▶ [Verilen metin]:
▬▬▬▬▬▬

Davacının Anayasa Mahkemesine hak ihlali iddiası ile başvurması sebebiyle 2018/11836 başvuru numaralı 11.01.2023 tarihli kararı ile “Somut olayda, işveren nezdinde 2005 yılında çalışmaya başlayan başvurucunun iş sözleşmesi, FETÖ/PDY ile irtibatlı olduğu şüphesiyle feshedilmiştir. Başvurucu, iş akdinin geçerli bir nedene dayanmadan feshedildiğini belirterek işveren aleyhine işe iade istemiyle dava açmıştır. Başvurucu, kendisi ile ilgili bir tespit olmadığı hâlde iş akdinin feshedildiğinden yakınmakta; bu yöndeki iddia ve itirazlarının derece mahkemelerince incelenmediğini ileri sürmüştür.
Bölge Adliye Mahkemesi 4/10/2017 tarihli gerekçeli kararında, başvurucunun emniyet amiri olan eşi hakkında FETÖ/PDY soruşturmaları kapsamında tutuklama tedbiri uygulandığını belirterek başvurucunun iş akdinin geçerli nedenle feshedildiğini, işçi ile işveren arasındaki güven ilişkisinin sarsıldığını, iş akdinin devamının beklenemeyeceği derecede işverende şüphe meydana geldiğini ifade etmiş ve davanın reddine karar vermiş bu karar temyiz incelemesinden geçerek kesinleşmiştir.

▬▬▬▬▬▬

▶ [Çıkarılan bilgiler]:
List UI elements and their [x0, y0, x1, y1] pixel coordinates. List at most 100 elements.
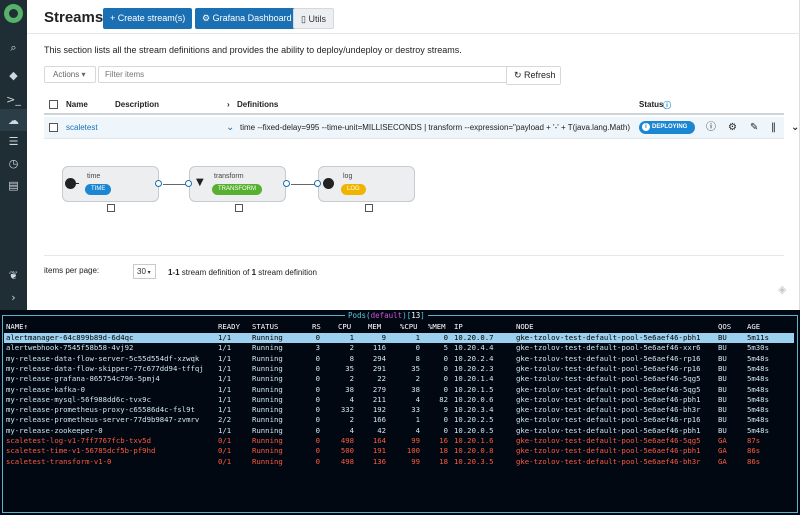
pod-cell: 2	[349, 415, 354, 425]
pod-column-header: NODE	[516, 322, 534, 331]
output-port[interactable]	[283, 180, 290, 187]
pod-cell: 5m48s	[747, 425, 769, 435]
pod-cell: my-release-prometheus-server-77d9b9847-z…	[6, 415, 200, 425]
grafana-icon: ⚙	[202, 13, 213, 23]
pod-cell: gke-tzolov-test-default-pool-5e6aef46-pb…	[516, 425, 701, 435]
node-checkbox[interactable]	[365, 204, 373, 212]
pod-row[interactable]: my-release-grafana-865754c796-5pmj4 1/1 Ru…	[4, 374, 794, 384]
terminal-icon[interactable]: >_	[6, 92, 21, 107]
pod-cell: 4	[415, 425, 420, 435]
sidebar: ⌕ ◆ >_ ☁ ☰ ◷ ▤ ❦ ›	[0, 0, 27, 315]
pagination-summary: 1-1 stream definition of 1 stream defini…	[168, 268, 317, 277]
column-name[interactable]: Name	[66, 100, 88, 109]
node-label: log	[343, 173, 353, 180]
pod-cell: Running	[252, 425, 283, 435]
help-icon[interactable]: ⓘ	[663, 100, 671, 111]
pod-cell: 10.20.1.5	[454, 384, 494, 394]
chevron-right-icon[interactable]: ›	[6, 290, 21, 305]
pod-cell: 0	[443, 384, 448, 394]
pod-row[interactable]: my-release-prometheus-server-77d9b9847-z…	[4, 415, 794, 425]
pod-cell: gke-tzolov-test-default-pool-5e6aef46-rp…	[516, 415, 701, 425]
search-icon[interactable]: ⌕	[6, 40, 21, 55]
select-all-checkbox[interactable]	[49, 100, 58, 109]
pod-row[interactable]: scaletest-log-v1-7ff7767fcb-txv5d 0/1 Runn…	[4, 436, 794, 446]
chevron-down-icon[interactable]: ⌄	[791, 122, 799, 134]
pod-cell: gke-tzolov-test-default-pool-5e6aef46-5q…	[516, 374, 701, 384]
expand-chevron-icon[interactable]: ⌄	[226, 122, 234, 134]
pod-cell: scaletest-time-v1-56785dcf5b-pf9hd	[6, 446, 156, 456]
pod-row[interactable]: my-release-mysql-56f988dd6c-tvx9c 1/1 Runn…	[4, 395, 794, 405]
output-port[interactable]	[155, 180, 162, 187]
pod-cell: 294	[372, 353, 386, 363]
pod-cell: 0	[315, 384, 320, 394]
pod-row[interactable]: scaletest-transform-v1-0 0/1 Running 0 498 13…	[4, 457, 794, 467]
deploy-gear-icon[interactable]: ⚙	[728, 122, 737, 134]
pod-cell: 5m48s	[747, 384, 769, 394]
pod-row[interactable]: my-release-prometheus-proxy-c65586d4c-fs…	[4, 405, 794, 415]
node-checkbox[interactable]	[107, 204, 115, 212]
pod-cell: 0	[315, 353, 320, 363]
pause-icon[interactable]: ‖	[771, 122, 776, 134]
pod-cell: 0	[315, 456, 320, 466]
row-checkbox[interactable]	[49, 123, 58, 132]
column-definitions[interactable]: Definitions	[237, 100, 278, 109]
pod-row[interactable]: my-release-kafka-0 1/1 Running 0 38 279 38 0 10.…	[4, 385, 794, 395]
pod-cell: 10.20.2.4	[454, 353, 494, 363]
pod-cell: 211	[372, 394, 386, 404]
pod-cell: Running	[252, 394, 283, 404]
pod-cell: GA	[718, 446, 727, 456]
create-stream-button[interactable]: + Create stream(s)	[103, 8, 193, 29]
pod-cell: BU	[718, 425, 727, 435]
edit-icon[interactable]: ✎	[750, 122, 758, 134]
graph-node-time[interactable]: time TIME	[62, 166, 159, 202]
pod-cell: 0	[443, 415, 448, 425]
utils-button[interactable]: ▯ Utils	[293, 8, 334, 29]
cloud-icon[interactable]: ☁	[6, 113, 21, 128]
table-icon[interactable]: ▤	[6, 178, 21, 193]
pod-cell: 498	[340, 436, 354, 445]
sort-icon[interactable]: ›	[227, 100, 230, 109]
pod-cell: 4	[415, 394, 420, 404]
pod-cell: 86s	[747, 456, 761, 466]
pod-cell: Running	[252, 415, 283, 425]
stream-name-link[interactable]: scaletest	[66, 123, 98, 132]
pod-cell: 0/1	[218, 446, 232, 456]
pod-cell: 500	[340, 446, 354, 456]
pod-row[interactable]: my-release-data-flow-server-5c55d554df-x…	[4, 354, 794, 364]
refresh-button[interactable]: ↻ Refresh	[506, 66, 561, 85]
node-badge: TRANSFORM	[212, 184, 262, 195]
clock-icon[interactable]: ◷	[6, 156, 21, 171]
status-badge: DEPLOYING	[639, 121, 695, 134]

▬▬▬▬▬▬

Verilen metinde "Davacının Anayasa Mahkemesine" ile "incelenmediğini ileri sürmüştür." arasındaki kısmı, bu iki ifade de dahil olmak üzere, hiç değiştirmeden alıntılayın. Kayıtların verilen metinle hiçbir ilgisi yok.

▶ [Çözüm]:
Davacının Anayasa Mahkemesine hak ihlali iddiası ile başvurması sebebiyle 2018/11836 başvuru numaralı 11.01.2023 tarihli kararı ile “Somut olayda, işveren nezdinde 2005 yılında çalışmaya başlayan başvurucunun iş sözleşmesi, FETÖ/PDY ile irtibatlı olduğu şüphesiyle feshedilmiştir. Başvurucu, iş akdinin geçerli bir nedene dayanmadan feshedildiğini belirterek işveren aleyhine işe iade istemiyle dava açmıştır. Başvurucu, kendisi ile ilgili bir tespit olmadığı hâlde iş akdinin feshedildiğinden yakınmakta; bu yöndeki iddia ve itirazlarının derece mahkemelerince incelenmediğini ileri sürmüştür.